### Stored data entries
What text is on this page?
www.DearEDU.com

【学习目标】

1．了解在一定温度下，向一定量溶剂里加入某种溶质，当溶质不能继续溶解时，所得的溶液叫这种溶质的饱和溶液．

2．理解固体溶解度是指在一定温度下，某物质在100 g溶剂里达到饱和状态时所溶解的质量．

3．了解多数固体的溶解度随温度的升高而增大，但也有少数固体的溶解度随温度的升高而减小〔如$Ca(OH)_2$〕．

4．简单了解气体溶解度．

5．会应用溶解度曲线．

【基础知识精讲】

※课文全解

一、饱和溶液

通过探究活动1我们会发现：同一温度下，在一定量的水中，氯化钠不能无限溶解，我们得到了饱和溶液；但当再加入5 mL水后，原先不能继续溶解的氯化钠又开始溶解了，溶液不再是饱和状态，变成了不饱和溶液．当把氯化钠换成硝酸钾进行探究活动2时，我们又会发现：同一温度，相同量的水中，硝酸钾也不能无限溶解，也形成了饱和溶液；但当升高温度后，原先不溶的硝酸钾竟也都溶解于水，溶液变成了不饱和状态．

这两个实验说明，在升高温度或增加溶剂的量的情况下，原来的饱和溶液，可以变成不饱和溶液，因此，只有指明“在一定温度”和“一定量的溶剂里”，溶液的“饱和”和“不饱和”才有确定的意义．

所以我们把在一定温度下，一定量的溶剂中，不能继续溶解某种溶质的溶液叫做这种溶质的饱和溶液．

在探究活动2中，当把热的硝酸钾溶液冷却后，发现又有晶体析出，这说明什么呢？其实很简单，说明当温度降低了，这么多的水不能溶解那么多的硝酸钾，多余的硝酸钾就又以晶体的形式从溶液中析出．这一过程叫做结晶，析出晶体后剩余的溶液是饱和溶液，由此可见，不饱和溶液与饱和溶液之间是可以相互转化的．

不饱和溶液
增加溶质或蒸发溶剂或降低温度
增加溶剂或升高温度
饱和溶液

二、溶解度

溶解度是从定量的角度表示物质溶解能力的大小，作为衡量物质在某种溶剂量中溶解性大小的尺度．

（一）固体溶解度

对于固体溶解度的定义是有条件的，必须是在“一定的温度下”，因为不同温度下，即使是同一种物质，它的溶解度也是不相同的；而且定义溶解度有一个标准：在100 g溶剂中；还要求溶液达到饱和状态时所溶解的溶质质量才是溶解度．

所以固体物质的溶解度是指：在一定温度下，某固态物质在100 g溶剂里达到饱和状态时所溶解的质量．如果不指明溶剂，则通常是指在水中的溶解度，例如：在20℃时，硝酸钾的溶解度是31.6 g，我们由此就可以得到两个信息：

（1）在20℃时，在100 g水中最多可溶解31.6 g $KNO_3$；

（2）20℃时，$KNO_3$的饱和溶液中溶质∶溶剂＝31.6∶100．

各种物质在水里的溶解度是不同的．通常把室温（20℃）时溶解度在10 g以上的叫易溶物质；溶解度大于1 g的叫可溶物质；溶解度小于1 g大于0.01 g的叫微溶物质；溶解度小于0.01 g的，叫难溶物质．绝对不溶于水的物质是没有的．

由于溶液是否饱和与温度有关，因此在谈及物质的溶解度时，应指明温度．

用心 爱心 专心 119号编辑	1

### GOAL OF THE EXERCISE
Print all of the data exactly as it was given.

### OUTPUT OF THE EXERCISE
What text is on this page?
www.DearEDU.com

【学习目标】

1．了解在一定温度下，向一定量溶剂里加入某种溶质，当溶质不能继续溶解时，所得的溶液叫这种溶质的饱和溶液．

2．理解固体溶解度是指在一定温度下，某物质在100 g溶剂里达到饱和状态时所溶解的质量．

3．了解多数固体的溶解度随温度的升高而增大，但也有少数固体的溶解度随温度的升高而减小〔如$Ca(OH)_2$〕．

4．简单了解气体溶解度．

5．会应用溶解度曲线．

【基础知识精讲】

※课文全解

一、饱和溶液

通过探究活动1我们会发现：同一温度下，在一定量的水中，氯化钠不能无限溶解，我们得到了饱和溶液；但当再加入5 mL水后，原先不能继续溶解的氯化钠又开始溶解了，溶液不再是饱和状态，变成了不饱和溶液．当把氯化钠换成硝酸钾进行探究活动2时，我们又会发现：同一温度，相同量的水中，硝酸钾也不能无限溶解，也形成了饱和溶液；但当升高温度后，原先不溶的硝酸钾竟也都溶解于水，溶液变成了不饱和状态．

这两个实验说明，在升高温度或增加溶剂的量的情况下，原来的饱和溶液，可以变成不饱和溶液，因此，只有指明“在一定温度”和“一定量的溶剂里”，溶液的“饱和”和“不饱和”才有确定的意义．

所以我们把在一定温度下，一定量的溶剂中，不能继续溶解某种溶质的溶液叫做这种溶质的饱和溶液．

在探究活动2中，当把热的硝酸钾溶液冷却后，发现又有晶体析出，这说明什么呢？其实很简单，说明当温度降低了，这么多的水不能溶解那么多的硝酸钾，多余的硝酸钾就又以晶体的形式从溶液中析出．这一过程叫做结晶，析出晶体后剩余的溶液是饱和溶液，由此可见，不饱和溶液与饱和溶液之间是可以相互转化的．

不饱和溶液
增加溶质或蒸发溶剂或降低温度
增加溶剂或升高温度
饱和溶液

二、溶解度

溶解度是从定量的角度表示物质溶解能力的大小，作为衡量物质在某种溶剂量中溶解性大小的尺度．

（一）固体溶解度

对于固体溶解度的定义是有条件的，必须是在“一定的温度下”，因为不同温度下，即使是同一种物质，它的溶解度也是不相同的；而且定义溶解度有一个标准：在100 g溶剂中；还要求溶液达到饱和状态时所溶解的溶质质量才是溶解度．

所以固体物质的溶解度是指：在一定温度下，某固态物质在100 g溶剂里达到饱和状态时所溶解的质量．如果不指明溶剂，则通常是指在水中的溶解度，例如：在20℃时，硝酸钾的溶解度是31.6 g，我们由此就可以得到两个信息：

（1）在20℃时，在100 g水中最多可溶解31.6 g $KNO_3$；

（2）20℃时，$KNO_3$的饱和溶液中溶质∶溶剂＝31.6∶100．

各种物质在水里的溶解度是不同的．通常把室温（20℃）时溶解度在10 g以上的叫易溶物质；溶解度大于1 g的叫可溶物质；溶解度小于1 g大于0.01 g的叫微溶物质；溶解度小于0.01 g的，叫难溶物质．绝对不溶于水的物质是没有的．

由于溶液是否饱和与温度有关，因此在谈及物质的溶解度时，应指明温度．

用心 爱心 专心 119号编辑	1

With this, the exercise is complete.